Below is a block of records. Copy every line in it that contains the word "JSON".

[start Records provided]

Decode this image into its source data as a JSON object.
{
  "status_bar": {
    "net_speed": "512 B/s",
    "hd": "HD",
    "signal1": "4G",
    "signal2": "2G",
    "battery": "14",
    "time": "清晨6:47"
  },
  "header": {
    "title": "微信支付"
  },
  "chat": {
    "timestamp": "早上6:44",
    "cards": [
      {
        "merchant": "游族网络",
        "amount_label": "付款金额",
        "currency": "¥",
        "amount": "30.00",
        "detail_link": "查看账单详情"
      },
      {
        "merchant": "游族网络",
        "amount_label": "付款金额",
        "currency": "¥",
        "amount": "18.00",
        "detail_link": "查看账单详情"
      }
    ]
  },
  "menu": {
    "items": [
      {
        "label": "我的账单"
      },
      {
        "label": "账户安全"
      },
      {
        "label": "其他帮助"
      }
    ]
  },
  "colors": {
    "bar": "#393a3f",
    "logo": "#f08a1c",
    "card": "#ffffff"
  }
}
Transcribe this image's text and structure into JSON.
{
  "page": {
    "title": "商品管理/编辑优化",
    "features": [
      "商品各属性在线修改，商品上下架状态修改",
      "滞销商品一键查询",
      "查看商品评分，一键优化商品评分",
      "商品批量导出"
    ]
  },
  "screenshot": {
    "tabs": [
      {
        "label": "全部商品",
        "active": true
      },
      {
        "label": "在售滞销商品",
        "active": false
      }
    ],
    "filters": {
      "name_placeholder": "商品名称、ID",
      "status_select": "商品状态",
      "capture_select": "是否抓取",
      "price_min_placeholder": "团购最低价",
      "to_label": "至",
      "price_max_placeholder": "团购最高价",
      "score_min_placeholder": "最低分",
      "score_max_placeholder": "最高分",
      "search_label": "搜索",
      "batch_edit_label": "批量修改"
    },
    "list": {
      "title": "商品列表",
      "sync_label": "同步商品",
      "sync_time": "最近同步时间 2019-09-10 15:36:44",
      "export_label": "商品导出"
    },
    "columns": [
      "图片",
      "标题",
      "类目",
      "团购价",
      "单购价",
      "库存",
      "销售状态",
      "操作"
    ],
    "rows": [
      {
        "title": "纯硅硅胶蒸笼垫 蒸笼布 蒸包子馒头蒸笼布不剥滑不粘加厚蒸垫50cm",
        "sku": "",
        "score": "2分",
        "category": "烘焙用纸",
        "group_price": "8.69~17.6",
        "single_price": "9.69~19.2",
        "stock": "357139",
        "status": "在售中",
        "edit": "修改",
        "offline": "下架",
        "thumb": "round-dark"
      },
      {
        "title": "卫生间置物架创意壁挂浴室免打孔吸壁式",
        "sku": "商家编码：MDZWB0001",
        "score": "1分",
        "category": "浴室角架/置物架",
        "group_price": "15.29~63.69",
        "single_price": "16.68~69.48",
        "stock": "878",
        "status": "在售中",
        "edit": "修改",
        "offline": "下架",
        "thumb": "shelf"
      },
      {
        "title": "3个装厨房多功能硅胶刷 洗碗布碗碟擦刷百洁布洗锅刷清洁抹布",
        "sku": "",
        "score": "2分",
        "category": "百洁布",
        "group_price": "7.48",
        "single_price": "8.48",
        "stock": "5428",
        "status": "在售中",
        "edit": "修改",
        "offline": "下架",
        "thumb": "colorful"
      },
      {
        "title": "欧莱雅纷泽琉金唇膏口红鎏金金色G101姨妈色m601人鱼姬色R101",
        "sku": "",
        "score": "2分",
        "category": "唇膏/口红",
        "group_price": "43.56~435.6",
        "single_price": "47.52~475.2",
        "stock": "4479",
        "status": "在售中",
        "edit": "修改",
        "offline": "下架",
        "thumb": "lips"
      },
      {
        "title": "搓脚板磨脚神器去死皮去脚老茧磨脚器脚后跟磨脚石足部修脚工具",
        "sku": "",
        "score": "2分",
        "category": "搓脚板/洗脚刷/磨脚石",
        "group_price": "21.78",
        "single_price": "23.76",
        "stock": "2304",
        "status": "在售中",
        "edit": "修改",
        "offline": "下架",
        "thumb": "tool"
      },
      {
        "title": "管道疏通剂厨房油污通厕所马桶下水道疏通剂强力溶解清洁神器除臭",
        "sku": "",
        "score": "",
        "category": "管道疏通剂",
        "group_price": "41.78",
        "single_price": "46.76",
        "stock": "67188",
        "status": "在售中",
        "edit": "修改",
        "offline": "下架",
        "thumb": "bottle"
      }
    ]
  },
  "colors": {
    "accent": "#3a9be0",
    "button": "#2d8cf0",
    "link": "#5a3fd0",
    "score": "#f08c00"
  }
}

[end Records provided]

Solution for this problem>
Decode this image into its source data as a JSON object.
Transcribe this image's text and structure into JSON.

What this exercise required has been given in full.